DATA FOR THE TASK:
--- --- ---
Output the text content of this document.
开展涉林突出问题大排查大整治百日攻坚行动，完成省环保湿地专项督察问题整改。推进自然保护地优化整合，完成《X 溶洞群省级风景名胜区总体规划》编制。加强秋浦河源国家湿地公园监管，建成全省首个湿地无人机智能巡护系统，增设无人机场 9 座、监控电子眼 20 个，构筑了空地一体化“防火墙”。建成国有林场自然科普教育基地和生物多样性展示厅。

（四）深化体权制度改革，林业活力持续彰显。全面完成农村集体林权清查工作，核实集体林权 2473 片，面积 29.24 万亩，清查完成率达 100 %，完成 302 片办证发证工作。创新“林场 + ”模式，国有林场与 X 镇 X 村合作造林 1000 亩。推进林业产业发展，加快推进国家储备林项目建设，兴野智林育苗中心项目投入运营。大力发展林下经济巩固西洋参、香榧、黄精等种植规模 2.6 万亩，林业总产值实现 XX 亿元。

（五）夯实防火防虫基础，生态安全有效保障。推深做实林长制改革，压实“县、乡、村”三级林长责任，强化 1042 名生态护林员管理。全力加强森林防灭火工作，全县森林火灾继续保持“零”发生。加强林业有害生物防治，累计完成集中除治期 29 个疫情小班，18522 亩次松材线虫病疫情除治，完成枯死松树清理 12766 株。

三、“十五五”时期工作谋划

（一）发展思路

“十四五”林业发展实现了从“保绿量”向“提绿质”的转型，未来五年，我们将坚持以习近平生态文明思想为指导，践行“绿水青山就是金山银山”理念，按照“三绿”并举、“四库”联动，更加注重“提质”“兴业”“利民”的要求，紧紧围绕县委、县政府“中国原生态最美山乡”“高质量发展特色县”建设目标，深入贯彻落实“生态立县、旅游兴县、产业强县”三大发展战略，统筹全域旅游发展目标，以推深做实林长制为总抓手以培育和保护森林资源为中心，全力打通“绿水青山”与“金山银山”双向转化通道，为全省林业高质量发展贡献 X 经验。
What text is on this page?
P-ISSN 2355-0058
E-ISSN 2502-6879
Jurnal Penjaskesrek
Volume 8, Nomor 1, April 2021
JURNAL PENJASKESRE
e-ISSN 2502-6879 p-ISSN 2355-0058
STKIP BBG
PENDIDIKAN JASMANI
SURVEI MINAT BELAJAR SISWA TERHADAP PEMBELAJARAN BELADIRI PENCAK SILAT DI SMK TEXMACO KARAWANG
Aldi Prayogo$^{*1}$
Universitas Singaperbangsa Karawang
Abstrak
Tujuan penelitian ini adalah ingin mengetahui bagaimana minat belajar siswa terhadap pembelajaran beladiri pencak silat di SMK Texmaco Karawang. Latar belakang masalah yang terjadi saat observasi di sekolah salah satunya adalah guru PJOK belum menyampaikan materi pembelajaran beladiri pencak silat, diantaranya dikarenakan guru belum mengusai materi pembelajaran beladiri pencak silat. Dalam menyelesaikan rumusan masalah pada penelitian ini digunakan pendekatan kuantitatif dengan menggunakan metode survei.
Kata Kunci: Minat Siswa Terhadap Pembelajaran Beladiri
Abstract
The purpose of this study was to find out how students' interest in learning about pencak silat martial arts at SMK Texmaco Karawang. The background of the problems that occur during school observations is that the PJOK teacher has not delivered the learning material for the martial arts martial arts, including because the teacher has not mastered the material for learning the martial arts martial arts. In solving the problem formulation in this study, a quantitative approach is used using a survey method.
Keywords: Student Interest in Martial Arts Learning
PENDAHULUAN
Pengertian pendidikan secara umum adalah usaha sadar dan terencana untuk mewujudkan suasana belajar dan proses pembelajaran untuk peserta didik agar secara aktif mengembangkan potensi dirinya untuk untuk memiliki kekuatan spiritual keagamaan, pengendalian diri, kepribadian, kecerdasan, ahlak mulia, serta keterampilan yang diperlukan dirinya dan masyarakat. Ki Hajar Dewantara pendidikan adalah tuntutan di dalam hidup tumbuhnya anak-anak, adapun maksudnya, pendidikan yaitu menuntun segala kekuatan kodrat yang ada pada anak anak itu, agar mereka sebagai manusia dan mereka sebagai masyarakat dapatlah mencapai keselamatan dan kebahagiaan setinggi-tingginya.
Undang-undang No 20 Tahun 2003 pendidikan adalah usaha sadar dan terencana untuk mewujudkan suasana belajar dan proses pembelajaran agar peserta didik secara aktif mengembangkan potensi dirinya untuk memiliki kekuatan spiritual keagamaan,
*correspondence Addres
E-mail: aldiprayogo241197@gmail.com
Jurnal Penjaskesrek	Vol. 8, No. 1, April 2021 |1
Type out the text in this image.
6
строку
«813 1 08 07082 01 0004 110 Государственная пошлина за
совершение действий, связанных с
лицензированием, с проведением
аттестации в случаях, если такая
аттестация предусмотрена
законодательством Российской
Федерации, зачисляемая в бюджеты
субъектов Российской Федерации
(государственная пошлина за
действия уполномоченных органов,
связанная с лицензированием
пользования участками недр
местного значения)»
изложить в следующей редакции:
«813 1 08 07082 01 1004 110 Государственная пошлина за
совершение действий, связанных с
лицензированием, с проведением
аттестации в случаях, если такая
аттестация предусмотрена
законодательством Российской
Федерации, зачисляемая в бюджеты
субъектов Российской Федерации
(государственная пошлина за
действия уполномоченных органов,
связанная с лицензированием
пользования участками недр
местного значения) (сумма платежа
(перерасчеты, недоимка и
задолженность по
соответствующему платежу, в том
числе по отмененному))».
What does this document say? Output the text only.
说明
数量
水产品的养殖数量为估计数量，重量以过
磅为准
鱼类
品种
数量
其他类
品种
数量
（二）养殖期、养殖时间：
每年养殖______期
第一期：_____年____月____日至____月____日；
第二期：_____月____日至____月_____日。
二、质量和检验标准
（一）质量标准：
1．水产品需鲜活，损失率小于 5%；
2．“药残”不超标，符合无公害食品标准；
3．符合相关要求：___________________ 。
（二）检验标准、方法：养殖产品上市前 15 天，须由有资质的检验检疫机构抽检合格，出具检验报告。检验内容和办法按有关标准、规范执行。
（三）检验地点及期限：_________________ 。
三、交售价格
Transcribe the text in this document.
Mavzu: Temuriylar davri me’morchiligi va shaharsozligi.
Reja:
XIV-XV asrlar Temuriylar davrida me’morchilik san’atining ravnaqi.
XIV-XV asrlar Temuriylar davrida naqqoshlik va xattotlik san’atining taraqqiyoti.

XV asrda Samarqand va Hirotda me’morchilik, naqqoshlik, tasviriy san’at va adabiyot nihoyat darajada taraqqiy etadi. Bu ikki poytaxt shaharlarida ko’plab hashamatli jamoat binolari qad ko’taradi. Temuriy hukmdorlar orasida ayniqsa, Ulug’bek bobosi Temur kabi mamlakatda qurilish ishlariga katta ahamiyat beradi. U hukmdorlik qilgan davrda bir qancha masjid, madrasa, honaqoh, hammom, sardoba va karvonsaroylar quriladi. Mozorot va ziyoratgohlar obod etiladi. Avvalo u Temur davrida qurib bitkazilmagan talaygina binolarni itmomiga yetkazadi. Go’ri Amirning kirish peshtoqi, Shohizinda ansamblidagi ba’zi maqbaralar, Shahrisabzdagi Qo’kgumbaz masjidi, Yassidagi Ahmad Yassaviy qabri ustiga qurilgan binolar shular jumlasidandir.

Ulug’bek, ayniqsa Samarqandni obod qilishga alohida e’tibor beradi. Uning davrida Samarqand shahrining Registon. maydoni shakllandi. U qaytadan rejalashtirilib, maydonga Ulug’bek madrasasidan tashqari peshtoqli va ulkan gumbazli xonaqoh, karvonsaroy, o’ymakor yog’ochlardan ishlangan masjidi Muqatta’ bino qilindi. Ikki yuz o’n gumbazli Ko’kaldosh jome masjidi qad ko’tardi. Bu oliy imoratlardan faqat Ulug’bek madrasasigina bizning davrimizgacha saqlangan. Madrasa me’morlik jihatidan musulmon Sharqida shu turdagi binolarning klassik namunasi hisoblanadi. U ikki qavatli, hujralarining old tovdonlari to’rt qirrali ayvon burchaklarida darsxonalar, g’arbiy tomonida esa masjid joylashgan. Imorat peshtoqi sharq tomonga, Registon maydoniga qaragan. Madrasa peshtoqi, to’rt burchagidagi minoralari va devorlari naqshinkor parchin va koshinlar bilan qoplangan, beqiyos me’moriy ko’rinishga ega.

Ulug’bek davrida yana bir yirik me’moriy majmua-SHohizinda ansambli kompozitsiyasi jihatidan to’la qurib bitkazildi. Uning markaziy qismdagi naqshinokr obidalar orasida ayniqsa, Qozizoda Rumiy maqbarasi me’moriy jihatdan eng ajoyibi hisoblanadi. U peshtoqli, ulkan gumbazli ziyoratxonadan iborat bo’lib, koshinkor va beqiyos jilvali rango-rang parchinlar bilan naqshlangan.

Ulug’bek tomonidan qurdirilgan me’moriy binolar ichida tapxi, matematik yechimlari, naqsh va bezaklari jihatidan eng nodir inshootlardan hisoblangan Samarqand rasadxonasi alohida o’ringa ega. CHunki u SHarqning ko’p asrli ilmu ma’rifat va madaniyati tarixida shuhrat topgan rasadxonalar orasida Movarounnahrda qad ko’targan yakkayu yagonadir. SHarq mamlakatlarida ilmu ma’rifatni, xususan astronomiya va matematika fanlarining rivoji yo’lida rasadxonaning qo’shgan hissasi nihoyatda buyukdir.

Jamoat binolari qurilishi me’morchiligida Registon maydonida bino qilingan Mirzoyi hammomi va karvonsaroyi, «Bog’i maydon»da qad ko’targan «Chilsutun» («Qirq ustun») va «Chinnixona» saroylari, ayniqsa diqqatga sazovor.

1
--- --- ---
DO THIS: Say how many lines of the data include the word "memiliki". Nothing other than the number should be given.

ANSWER TO THIS PROBLEM: 2